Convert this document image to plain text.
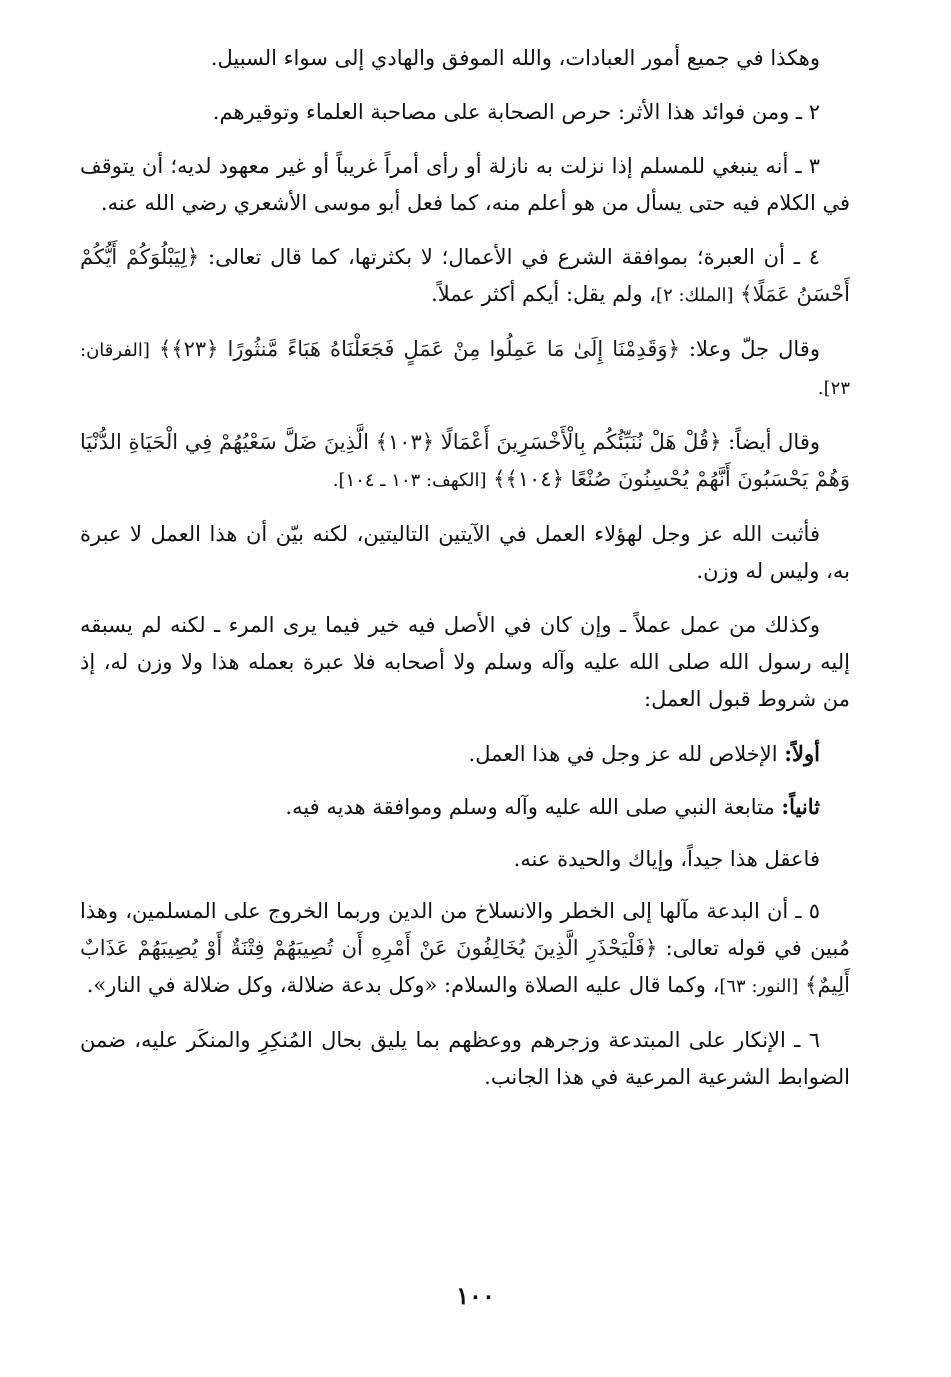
وهكذا في جميع أمور العبادات، والله الموفق والهادي إلى سواء السبيل.

٢ ـ ومن فوائد هذا الأثر: حرص الصحابة على مصاحبة العلماء وتوقيرهم.

٣ ـ أنه ينبغي للمسلم إذا نزلت به نازلة أو رأى أمراً غريباً أو غير معهود لديه؛ أن يتوقف في الكلام فيه حتى يسأل من هو أعلم منه، كما فعل أبو موسى الأشعري رضي الله عنه.

٤ ـ أن العبرة؛ بموافقة الشرع في الأعمال؛ لا بكثرتها، كما قال تعالى: ﴿لِيَبْلُوَكُمْ أَيُّكُمْ أَحْسَنُ عَمَلًا﴾ [الملك: ٢]، ولم يقل: أيكم أكثر عملاً.

وقال جلّ وعلا: ﴿وَقَدِمْنَا إِلَىٰ مَا عَمِلُوا مِنْ عَمَلٍ فَجَعَلْنَاهُ هَبَاءً مَّنثُورًا ﴿٢٣﴾﴾ [الفرقان: ٢٣].

وقال أيضاً: ﴿قُلْ هَلْ نُنَبِّئُكُم بِالْأَخْسَرِينَ أَعْمَالًا ﴿١٠٣﴾ الَّذِينَ ضَلَّ سَعْيُهُمْ فِي الْحَيَاةِ الدُّنْيَا وَهُمْ يَحْسَبُونَ أَنَّهُمْ يُحْسِنُونَ صُنْعًا ﴿١٠٤﴾﴾ [الكهف: ١٠٣ ـ ١٠٤].

فأثبت الله عز وجل لهؤلاء العمل في الآيتين التاليتين، لكنه بيّن أن هذا العمل لا عبرة به، وليس له وزن.

وكذلك من عمل عملاً ـ وإن كان في الأصل فيه خير فيما يرى المرء ـ لكنه لم يسبقه إليه رسول الله صلى الله عليه وآله وسلم ولا أصحابه فلا عبرة بعمله هذا ولا وزن له، إذ من شروط قبول العمل:

أولاً: الإخلاص لله عز وجل في هذا العمل.

ثانياً: متابعة النبي صلى الله عليه وآله وسلم وموافقة هديه فيه.

فاعقل هذا جيداً، وإياك والحيدة عنه.

٥ ـ أن البدعة مآلها إلى الخطر والانسلاخ من الدين وربما الخروج على المسلمين، وهذا مُبين في قوله تعالى: ﴿فَلْيَحْذَرِ الَّذِينَ يُخَالِفُونَ عَنْ أَمْرِهِ أَن تُصِيبَهُمْ فِتْنَةٌ أَوْ يُصِيبَهُمْ عَذَابٌ أَلِيمٌ﴾ [النور: ٦٣]، وكما قال عليه الصلاة والسلام: «وكل بدعة ضلالة، وكل ضلالة في النار».

٦ ـ الإنكار على المبتدعة وزجرهم ووعظهم بما يليق بحال المُنكِرِ والمنكَر عليه، ضمن الضوابط الشرعية المرعية في هذا الجانب.

١٠٠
== == ==
DO THIS.
List the lines of the records where "تعالى" occurs.

REPLY.
٤ ـ أن العبرة؛ بموافقة الشرع في الأعمال؛ لا بكثرتها، كما قال تعالى: ﴿لِيَبْلُوَكُمْ أَيُّكُمْ أَحْسَنُ عَمَلًا﴾ [الملك: ٢]، ولم يقل: أيكم أكثر عملاً.
٥ ـ أن البدعة مآلها إلى الخطر والانسلاخ من الدين وربما الخروج على المسلمين، وهذا مُبين في قوله تعالى: ﴿فَلْيَحْذَرِ الَّذِينَ يُخَالِفُونَ عَنْ أَمْرِهِ أَن تُصِيبَهُمْ فِتْنَةٌ أَوْ يُصِيبَهُمْ عَذَابٌ أَلِيمٌ﴾ [النور: ٦٣]، وكما قال عليه الصلاة والسلام: «وكل بدعة ضلالة، وكل ضلالة في النار».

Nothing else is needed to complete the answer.